> **Records for this task**
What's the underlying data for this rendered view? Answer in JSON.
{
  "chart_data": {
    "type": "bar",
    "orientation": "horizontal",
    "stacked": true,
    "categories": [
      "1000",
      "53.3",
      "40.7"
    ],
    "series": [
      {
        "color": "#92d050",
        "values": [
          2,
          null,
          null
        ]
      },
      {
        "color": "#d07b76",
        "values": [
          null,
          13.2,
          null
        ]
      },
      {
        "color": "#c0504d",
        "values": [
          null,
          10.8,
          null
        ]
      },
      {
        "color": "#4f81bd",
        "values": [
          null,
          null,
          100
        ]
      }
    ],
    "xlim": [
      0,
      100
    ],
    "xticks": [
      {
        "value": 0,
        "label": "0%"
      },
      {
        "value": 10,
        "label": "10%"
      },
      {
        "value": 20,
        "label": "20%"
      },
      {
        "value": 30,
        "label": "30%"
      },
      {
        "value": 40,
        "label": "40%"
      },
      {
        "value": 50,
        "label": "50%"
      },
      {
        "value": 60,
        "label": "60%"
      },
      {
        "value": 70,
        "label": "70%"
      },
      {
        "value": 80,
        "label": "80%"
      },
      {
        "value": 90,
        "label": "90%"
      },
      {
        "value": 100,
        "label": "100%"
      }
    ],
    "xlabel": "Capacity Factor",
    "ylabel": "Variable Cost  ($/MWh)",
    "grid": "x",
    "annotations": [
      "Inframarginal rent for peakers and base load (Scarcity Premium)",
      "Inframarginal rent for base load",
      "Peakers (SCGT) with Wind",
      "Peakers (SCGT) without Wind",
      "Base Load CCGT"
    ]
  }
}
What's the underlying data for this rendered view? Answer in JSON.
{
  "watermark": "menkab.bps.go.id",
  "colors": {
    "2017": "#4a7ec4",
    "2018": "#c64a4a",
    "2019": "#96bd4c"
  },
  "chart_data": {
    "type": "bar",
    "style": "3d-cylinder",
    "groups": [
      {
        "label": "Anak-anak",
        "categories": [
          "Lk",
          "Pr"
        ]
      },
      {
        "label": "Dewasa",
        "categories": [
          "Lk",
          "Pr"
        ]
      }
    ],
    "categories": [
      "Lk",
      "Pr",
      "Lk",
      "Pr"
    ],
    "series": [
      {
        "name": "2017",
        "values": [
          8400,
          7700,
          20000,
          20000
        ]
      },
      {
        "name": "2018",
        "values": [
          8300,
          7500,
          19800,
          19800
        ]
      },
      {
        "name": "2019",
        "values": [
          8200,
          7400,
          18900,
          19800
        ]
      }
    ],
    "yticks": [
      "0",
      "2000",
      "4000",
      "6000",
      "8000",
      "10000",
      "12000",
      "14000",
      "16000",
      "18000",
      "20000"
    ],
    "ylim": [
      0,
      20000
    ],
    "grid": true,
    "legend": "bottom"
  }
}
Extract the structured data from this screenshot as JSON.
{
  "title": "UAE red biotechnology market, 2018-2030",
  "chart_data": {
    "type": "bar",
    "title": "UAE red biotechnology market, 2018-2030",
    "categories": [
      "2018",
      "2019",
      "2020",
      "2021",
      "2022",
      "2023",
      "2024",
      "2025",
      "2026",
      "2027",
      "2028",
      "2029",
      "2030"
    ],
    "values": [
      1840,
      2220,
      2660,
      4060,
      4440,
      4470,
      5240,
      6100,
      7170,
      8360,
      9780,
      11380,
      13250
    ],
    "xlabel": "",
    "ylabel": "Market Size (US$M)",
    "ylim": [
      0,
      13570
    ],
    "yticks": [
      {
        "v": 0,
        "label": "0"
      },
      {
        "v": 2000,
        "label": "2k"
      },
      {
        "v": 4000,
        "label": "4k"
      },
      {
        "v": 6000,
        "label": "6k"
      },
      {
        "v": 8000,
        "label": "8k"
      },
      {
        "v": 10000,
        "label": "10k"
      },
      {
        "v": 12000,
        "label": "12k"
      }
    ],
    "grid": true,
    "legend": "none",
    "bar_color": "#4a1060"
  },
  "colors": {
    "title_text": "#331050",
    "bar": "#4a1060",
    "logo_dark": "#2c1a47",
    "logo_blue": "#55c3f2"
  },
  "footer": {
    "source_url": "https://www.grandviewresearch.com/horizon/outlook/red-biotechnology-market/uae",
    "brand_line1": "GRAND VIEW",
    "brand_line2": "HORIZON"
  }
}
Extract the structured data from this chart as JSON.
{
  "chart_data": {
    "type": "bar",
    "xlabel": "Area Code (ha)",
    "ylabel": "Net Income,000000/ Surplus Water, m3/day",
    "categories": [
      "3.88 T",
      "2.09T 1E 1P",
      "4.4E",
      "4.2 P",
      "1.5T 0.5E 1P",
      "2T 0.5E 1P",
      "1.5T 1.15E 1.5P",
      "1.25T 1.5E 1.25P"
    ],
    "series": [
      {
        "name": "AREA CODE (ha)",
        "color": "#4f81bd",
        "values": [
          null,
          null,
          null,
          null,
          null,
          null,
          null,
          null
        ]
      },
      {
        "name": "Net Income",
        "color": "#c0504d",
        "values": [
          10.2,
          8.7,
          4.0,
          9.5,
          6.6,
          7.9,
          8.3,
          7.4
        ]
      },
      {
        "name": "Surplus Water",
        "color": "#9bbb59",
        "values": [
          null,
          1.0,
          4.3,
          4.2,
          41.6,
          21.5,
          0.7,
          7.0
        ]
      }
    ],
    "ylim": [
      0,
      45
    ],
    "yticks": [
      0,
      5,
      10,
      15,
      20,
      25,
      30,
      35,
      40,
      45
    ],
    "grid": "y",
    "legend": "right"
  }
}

> **To be done**
Isolate the lines above that contain the word "SCGT" and copy them.

> **Solution to this exercise**
      "Peakers (SCGT) with Wind",
      "Peakers (SCGT) without Wind",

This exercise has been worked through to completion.